Directions for this task
Images are not part of the copy; transcribe all the data exactly.

Saved data entries:
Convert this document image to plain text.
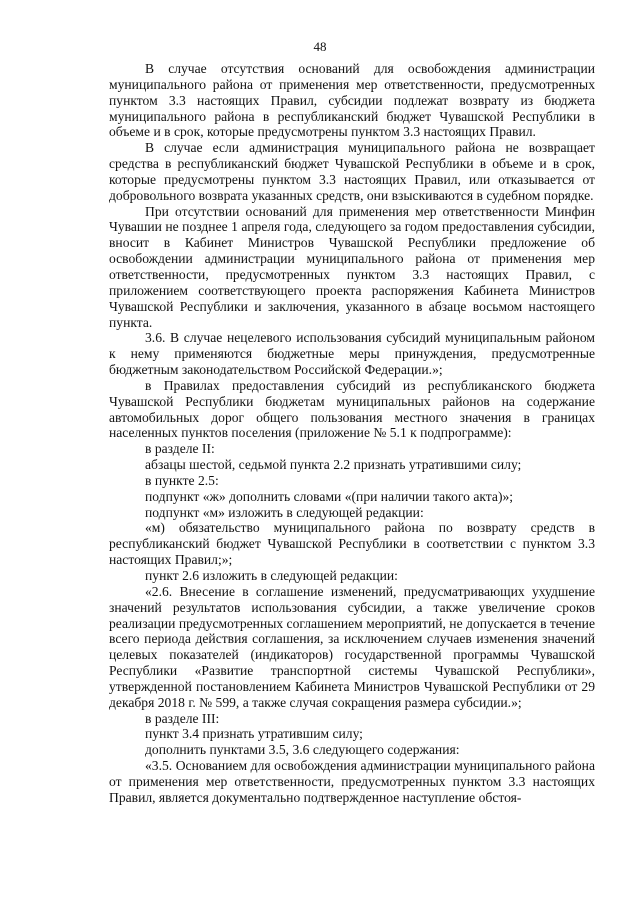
48

В случае отсутствия оснований для освобождения администрации муниципального района от применения мер ответственности, предусмотренных пунктом 3.3 настоящих Правил, субсидии подлежат возврату из бюджета муниципального района в республиканский бюджет Чувашской Республики в объеме и в срок, которые предусмотрены пунктом 3.3 настоящих Правил.

В случае если администрация муниципального района не возвращает средства в республиканский бюджет Чувашской Республики в объеме и в срок, которые предусмотрены пунктом 3.3 настоящих Правил, или отказывается от добровольного возврата указанных средств, они взыскиваются в судебном порядке.

При отсутствии оснований для применения мер ответственности Минфин Чувашии не позднее 1 апреля года, следующего за годом предоставления субсидии, вносит в Кабинет Министров Чувашской Республики предложение об освобождении администрации муниципального района от применения мер ответственности, предусмотренных пунктом 3.3 настоящих Правил, с приложением соответствующего проекта распоряжения Кабинета Министров Чувашской Республики и заключения, указанного в абзаце восьмом настоящего пункта.

3.6. В случае нецелевого использования субсидий муниципальным районом к нему применяются бюджетные меры принуждения, предусмотренные бюджетным законодательством Российской Федерации.»;

в Правилах предоставления субсидий из республиканского бюджета Чувашской Республики бюджетам муниципальных районов на содержание автомобильных дорог общего пользования местного значения в границах населенных пунктов поселения (приложение № 5.1 к подпрограмме):

в разделе II:

абзацы шестой, седьмой пункта 2.2 признать утратившими силу;

в пункте 2.5:

подпункт «ж» дополнить словами «(при наличии такого акта)»;

подпункт «м» изложить в следующей редакции:

«м) обязательство муниципального района по возврату средств в республиканский бюджет Чувашской Республики в соответствии с пунктом 3.3 настоящих Правил;»;

пункт 2.6 изложить в следующей редакции:

«2.6. Внесение в соглашение изменений, предусматривающих ухудшение значений результатов использования субсидии, а также увеличение сроков реализации предусмотренных соглашением мероприятий, не допускается в течение всего периода действия соглашения, за исключением случаев изменения значений целевых показателей (индикаторов) государственной программы Чувашской Республики «Развитие транспортной системы Чувашской Республики», утвержденной постановлением Кабинета Министров Чувашской Республики от 29 декабря 2018 г. № 599, а также случая сокращения размера субсидии.»;

в разделе III:

пункт 3.4 признать утратившим силу;

дополнить пунктами 3.5, 3.6 следующего содержания:

«3.5. Основанием для освобождения администрации муниципального района от применения мер ответственности, предусмотренных пунктом 3.3 настоящих Правил, является документально подтвержденное наступление обстоя-
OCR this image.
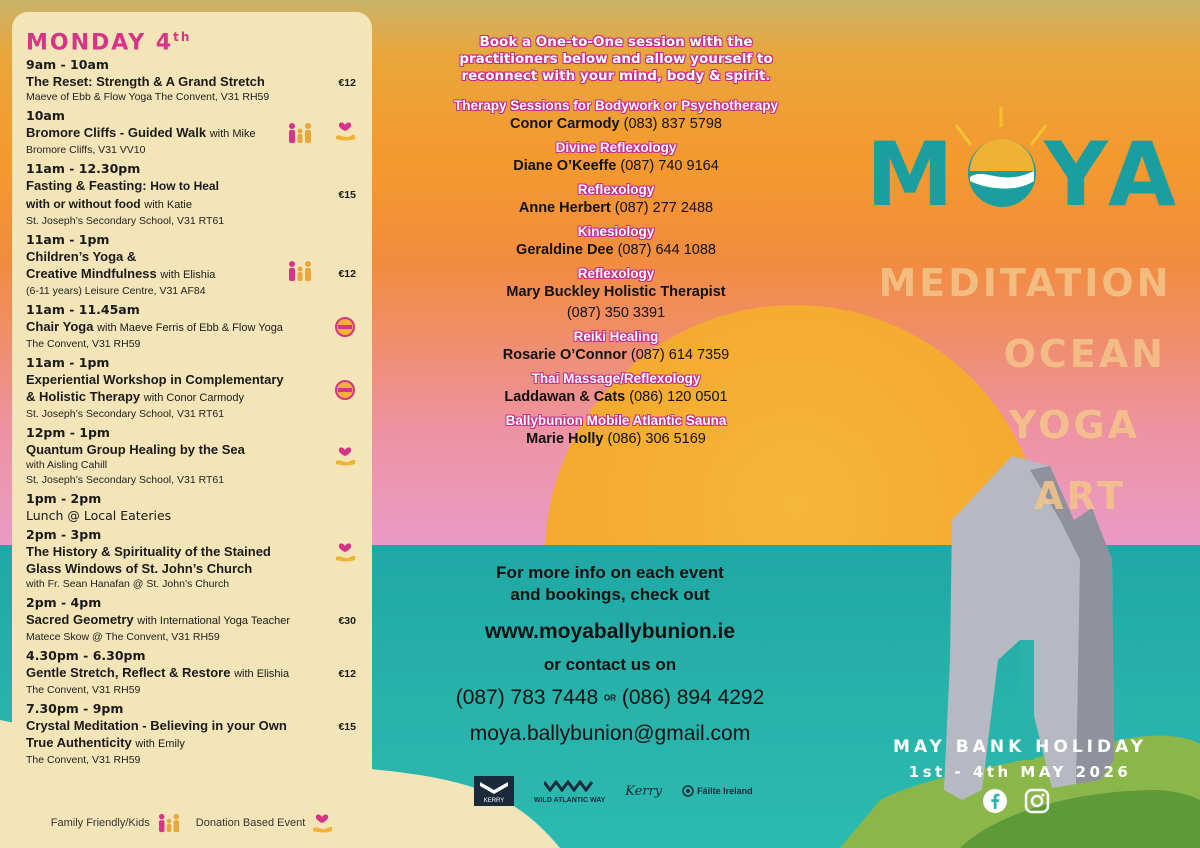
MONDAY 4th
9am - 10am
The Reset: Strength & A Grand Stretch
Maeve of Ebb & Flow Yoga The Convent, V31 RH59
€12
10am
Bromore Cliffs - Guided Walk with Mike
Bromore Cliffs, V31 VV10
11am - 12.30pm
Fasting & Feasting: How to Heal
with or without food with Katie
St. Joseph’s Secondary School, V31 RT61
€15
11am - 1pm
Children’s Yoga &
Creative Mindfulness with Elishia
(6-11 years) Leisure Centre, V31 AF84
€12
11am - 11.45am
Chair Yoga with Maeve Ferris of Ebb & Flow Yoga
The Convent, V31 RH59
11am - 1pm
Experiential Workshop in Complementary
& Holistic Therapy with Conor Carmody
St. Joseph’s Secondary School, V31 RT61
12pm - 1pm
Quantum Group Healing by the Sea
with Aisling Cahill
St. Joseph’s Secondary School, V31 RT61
1pm - 2pm
Lunch @ Local Eateries
2pm - 3pm
The History & Spirituality of the Stained
Glass Windows of St. John’s Church
with Fr. Sean Hanafan @ St. John’s Church
2pm - 4pm
Sacred Geometry with International Yoga Teacher
Matece Skow @ The Convent, V31 RH59
€30
4.30pm - 6.30pm
Gentle Stretch, Reflect & Restore with Elishia
The Convent, V31 RH59
€12
7.30pm - 9pm
Crystal Meditation - Believing in your Own
True Authenticity with Emily
The Convent, V31 RH59
€15
Family Friendly/Kids	Donation Based Event
Book a One-to-One session with the
practitioners below and allow yourself to
reconnect with your mind, body & spirit.
Therapy Sessions for Bodywork or Psychotherapy
Conor Carmody (083) 837 5798
Divine Reflexology
Diane O’Keeffe (087) 740 9164
Reflexology
Anne Herbert (087) 277 2488
Kinesiology
Geraldine Dee (087) 644 1088
Reflexology
Mary Buckley Holistic Therapist
(087) 350 3391
Reiki Healing
Rosarie O’Connor (087) 614 7359
Thai Massage/Reflexology
Laddawan & Cats (086) 120 0501
Ballybunion Mobile Atlantic Sauna
Marie Holly (086) 306 5169
For more info on each event
and bookings, check out
www.moyaballybunion.ie
or contact us on
(087) 783 7448 OR (086) 894 4292
moya.ballybunion@gmail.com
KERRY	WILD ATLANTIC WAY
Kerry	Fáilte Ireland
M Y A
MOYA
MEDITATION
OCEAN
YOGA
ART
MAY BANK HOLIDAY
1st - 4th MAY 2026
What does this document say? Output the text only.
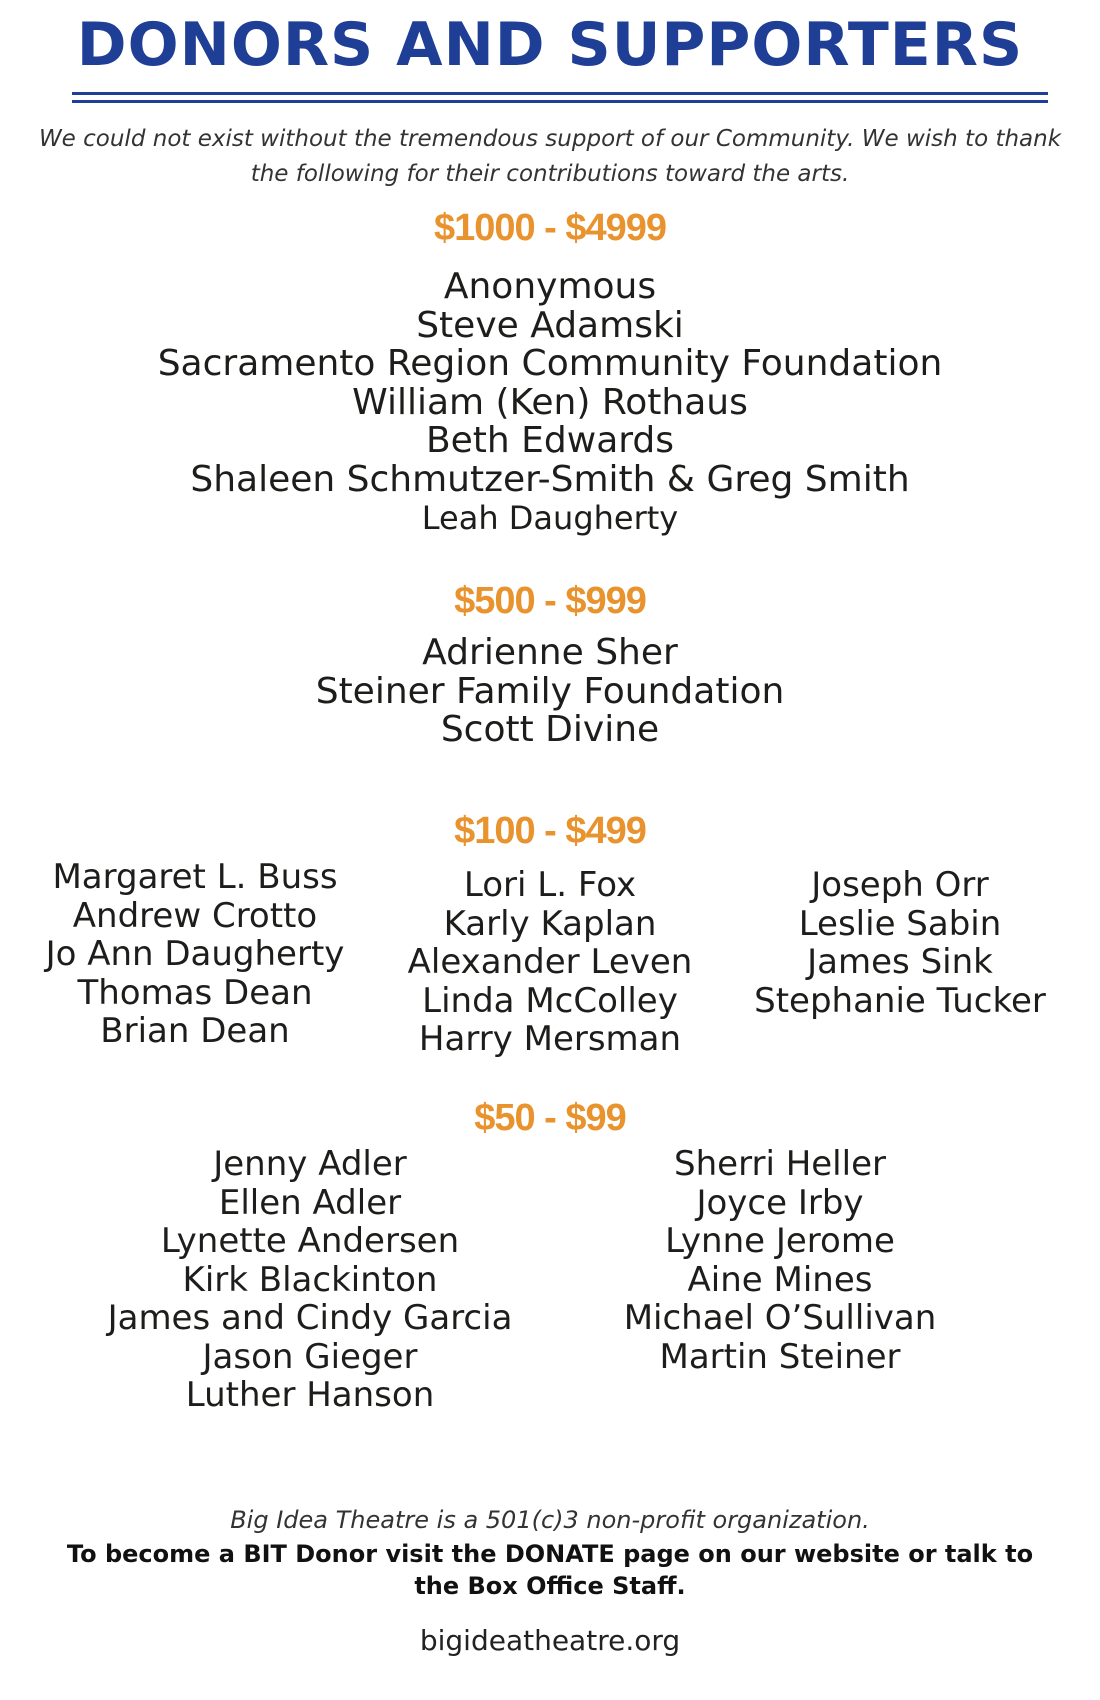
DONORS AND SUPPORTERS
We could not exist without the tremendous support of our Community. We wish to thank the following for their contributions toward the arts.
$1000 - $4999
Anonymous
Steve Adamski
Sacramento Region Community Foundation
William (Ken) Rothaus
Beth Edwards
Shaleen Schmutzer-Smith & Greg Smith
Leah Daugherty
$500 - $999
Adrienne Sher
Steiner Family Foundation
Scott Divine
$100 - $499
Margaret L. Buss
Andrew Crotto
Jo Ann Daugherty
Thomas Dean
Brian Dean
Lori L. Fox
Karly Kaplan
Alexander Leven
Linda McColley
Harry Mersman
Joseph Orr
Leslie Sabin
James Sink
Stephanie Tucker
$50 - $99
Jenny Adler
Ellen Adler
Lynette Andersen
Kirk Blackinton
James and Cindy Garcia
Jason Gieger
Luther Hanson
Sherri Heller
Joyce Irby
Lynne Jerome
Aine Mines
Michael O’Sullivan
Martin Steiner
Big Idea Theatre is a 501(c)3 non-profit organization.
To become a BIT Donor visit the DONATE page on our website or talk to the Box Office Staff.
bigideatheatre.org
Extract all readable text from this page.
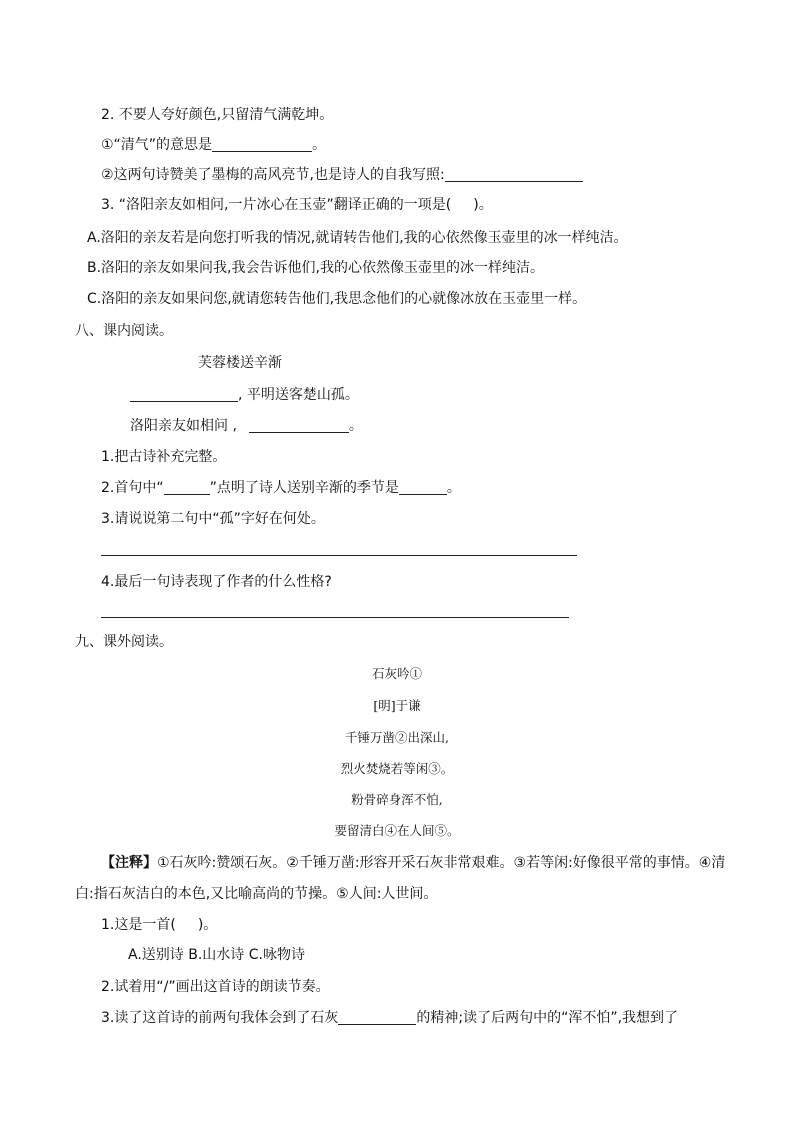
2. 不要人夸好颜色,只留清气满乾坤。
①“清气”的意思是	。
②这两句诗赞美了墨梅的高风亮节,也是诗人的自我写照:
3. “洛阳亲友如相问,一片冰心在玉壶”翻译正确的一项是( )。
A.洛阳的亲友若是向您打听我的情况,就请转告他们,我的心依然像玉壶里的冰一样纯洁。
B.洛阳的亲友如果问我,我会告诉他们,我的心依然像玉壶里的冰一样纯洁。
C.洛阳的亲友如果问您,就请您转告他们,我思念他们的心就像冰放在玉壶里一样。
八、课内阅读。
芙蓉楼送辛渐
, 平明送客楚山孤。
洛阳亲友如相问 ,	。
1.把古诗补充完整。
2.首句中“	”点明了诗人送别辛渐的季节是	。
3.请说说第二句中“孤”字好在何处。
4.最后一句诗表现了作者的什么性格?
九、课外阅读。
石灰吟①
[明]于谦
千锤万凿②出深山,
烈火焚烧若等闲③。
粉骨碎身浑不怕,
要留清白④在人间⑤。
【注释】①石灰吟:赞颂石灰。②千锤万凿:形容开采石灰非常艰难。③若等闲:好像很平常的事情。④清
白:指石灰洁白的本色,又比喻高尚的节操。⑤人间:人世间。
1.这是一首( )。
A.送别诗 B.山水诗 C.咏物诗
2.试着用“/”画出这首诗的朗读节奏。
3.读了这首诗的前两句我体会到了石灰	的精神;读了后两句中的“浑不怕”,我想到了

Exercise solution
Convert this document image to plain text.
48

В случае отсутствия оснований для освобождения администрации муниципального района от применения мер ответственности, предусмотренных пунктом 3.3 настоящих Правил, субсидии подлежат возврату из бюджета муниципального района в республиканский бюджет Чувашской Республики в объеме и в срок, которые предусмотрены пунктом 3.3 настоящих Правил.

В случае если администрация муниципального района не возвращает средства в республиканский бюджет Чувашской Республики в объеме и в срок, которые предусмотрены пунктом 3.3 настоящих Правил, или отказывается от добровольного возврата указанных средств, они взыскиваются в судебном порядке.

При отсутствии оснований для применения мер ответственности Минфин Чувашии не позднее 1 апреля года, следующего за годом предоставления субсидии, вносит в Кабинет Министров Чувашской Республики предложение об освобождении администрации муниципального района от применения мер ответственности, предусмотренных пунктом 3.3 настоящих Правил, с приложением соответствующего проекта распоряжения Кабинета Министров Чувашской Республики и заключения, указанного в абзаце восьмом настоящего пункта.

3.6. В случае нецелевого использования субсидий муниципальным районом к нему применяются бюджетные меры принуждения, предусмотренные бюджетным законодательством Российской Федерации.»;

в Правилах предоставления субсидий из республиканского бюджета Чувашской Республики бюджетам муниципальных районов на содержание автомобильных дорог общего пользования местного значения в границах населенных пунктов поселения (приложение № 5.1 к подпрограмме):

в разделе II:

абзацы шестой, седьмой пункта 2.2 признать утратившими силу;

в пункте 2.5:

подпункт «ж» дополнить словами «(при наличии такого акта)»;

подпункт «м» изложить в следующей редакции:

«м) обязательство муниципального района по возврату средств в республиканский бюджет Чувашской Республики в соответствии с пунктом 3.3 настоящих Правил;»;

пункт 2.6 изложить в следующей редакции:

«2.6. Внесение в соглашение изменений, предусматривающих ухудшение значений результатов использования субсидии, а также увеличение сроков реализации предусмотренных соглашением мероприятий, не допускается в течение всего периода действия соглашения, за исключением случаев изменения значений целевых показателей (индикаторов) государственной программы Чувашской Республики «Развитие транспортной системы Чувашской Республики», утвержденной постановлением Кабинета Министров Чувашской Республики от 29 декабря 2018 г. № 599, а также случая сокращения размера субсидии.»;

в разделе III:

пункт 3.4 признать утратившим силу;

дополнить пунктами 3.5, 3.6 следующего содержания:

«3.5. Основанием для освобождения администрации муниципального района от применения мер ответственности, предусмотренных пунктом 3.3 настоящих Правил, является документально подтвержденное наступление обстоя-
OCR this image.
MONDAY 4th
9am - 10am
The Reset: Strength & A Grand Stretch
Maeve of Ebb & Flow Yoga The Convent, V31 RH59
€12
10am
Bromore Cliffs - Guided Walk with Mike
Bromore Cliffs, V31 VV10
11am - 12.30pm
Fasting & Feasting: How to Heal
with or without food with Katie
St. Joseph’s Secondary School, V31 RT61
€15
11am - 1pm
Children’s Yoga &
Creative Mindfulness with Elishia
(6-11 years) Leisure Centre, V31 AF84
€12
11am - 11.45am
Chair Yoga with Maeve Ferris of Ebb & Flow Yoga
The Convent, V31 RH59
11am - 1pm
Experiential Workshop in Complementary
& Holistic Therapy with Conor Carmody
St. Joseph’s Secondary School, V31 RT61
12pm - 1pm
Quantum Group Healing by the Sea
with Aisling Cahill
St. Joseph’s Secondary School, V31 RT61
1pm - 2pm
Lunch @ Local Eateries
2pm - 3pm
The History & Spirituality of the Stained
Glass Windows of St. John’s Church
with Fr. Sean Hanafan @ St. John’s Church
2pm - 4pm
Sacred Geometry with International Yoga Teacher
Matece Skow @ The Convent, V31 RH59
€30
4.30pm - 6.30pm
Gentle Stretch, Reflect & Restore with Elishia
The Convent, V31 RH59
€12
7.30pm - 9pm
Crystal Meditation - Believing in your Own
True Authenticity with Emily
The Convent, V31 RH59
€15
Family Friendly/Kids	Donation Based Event
Book a One-to-One session with the
practitioners below and allow yourself to
reconnect with your mind, body & spirit.
Therapy Sessions for Bodywork or Psychotherapy
Conor Carmody (083) 837 5798
Divine Reflexology
Diane O’Keeffe (087) 740 9164
Reflexology
Anne Herbert (087) 277 2488
Kinesiology
Geraldine Dee (087) 644 1088
Reflexology
Mary Buckley Holistic Therapist
(087) 350 3391
Reiki Healing
Rosarie O’Connor (087) 614 7359
Thai Massage/Reflexology
Laddawan & Cats (086) 120 0501
Ballybunion Mobile Atlantic Sauna
Marie Holly (086) 306 5169
For more info on each event
and bookings, check out
www.moyaballybunion.ie
or contact us on
(087) 783 7448 OR (086) 894 4292
moya.ballybunion@gmail.com
KERRY	WILD ATLANTIC WAY
Kerry	Fáilte Ireland
M Y A
MOYA
MEDITATION
OCEAN
YOGA
ART
MAY BANK HOLIDAY
1st - 4th MAY 2026
What does this document say? Output the text only.
DONORS AND SUPPORTERS
We could not exist without the tremendous support of our Community. We wish to thank the following for their contributions toward the arts.
$1000 - $4999
Anonymous
Steve Adamski
Sacramento Region Community Foundation
William (Ken) Rothaus
Beth Edwards
Shaleen Schmutzer-Smith & Greg Smith
Leah Daugherty
$500 - $999
Adrienne Sher
Steiner Family Foundation
Scott Divine
$100 - $499
Margaret L. Buss
Andrew Crotto
Jo Ann Daugherty
Thomas Dean
Brian Dean
Lori L. Fox
Karly Kaplan
Alexander Leven
Linda McColley
Harry Mersman
Joseph Orr
Leslie Sabin
James Sink
Stephanie Tucker
$50 - $99
Jenny Adler
Ellen Adler
Lynette Andersen
Kirk Blackinton
James and Cindy Garcia
Jason Gieger
Luther Hanson
Sherri Heller
Joyce Irby
Lynne Jerome
Aine Mines
Michael O’Sullivan
Martin Steiner
Big Idea Theatre is a 501(c)3 non-profit organization.
To become a BIT Donor visit the DONATE page on our website or talk to the Box Office Staff.
bigideatheatre.org
Extract all readable text from this page.
2. 不要人夸好颜色,只留清气满乾坤。
①“清气”的意思是	。
②这两句诗赞美了墨梅的高风亮节,也是诗人的自我写照:
3. “洛阳亲友如相问,一片冰心在玉壶”翻译正确的一项是( )。
A.洛阳的亲友若是向您打听我的情况,就请转告他们,我的心依然像玉壶里的冰一样纯洁。
B.洛阳的亲友如果问我,我会告诉他们,我的心依然像玉壶里的冰一样纯洁。
C.洛阳的亲友如果问您,就请您转告他们,我思念他们的心就像冰放在玉壶里一样。
八、课内阅读。
芙蓉楼送辛渐
, 平明送客楚山孤。
洛阳亲友如相问 ,	。
1.把古诗补充完整。
2.首句中“	”点明了诗人送别辛渐的季节是	。
3.请说说第二句中“孤”字好在何处。
4.最后一句诗表现了作者的什么性格?
九、课外阅读。
石灰吟①
[明]于谦
千锤万凿②出深山,
烈火焚烧若等闲③。
粉骨碎身浑不怕,
要留清白④在人间⑤。
【注释】①石灰吟:赞颂石灰。②千锤万凿:形容开采石灰非常艰难。③若等闲:好像很平常的事情。④清
白:指石灰洁白的本色,又比喻高尚的节操。⑤人间:人世间。
1.这是一首( )。
A.送别诗 B.山水诗 C.咏物诗
2.试着用“/”画出这首诗的朗读节奏。
3.读了这首诗的前两句我体会到了石灰	的精神;读了后两句中的“浑不怕”,我想到了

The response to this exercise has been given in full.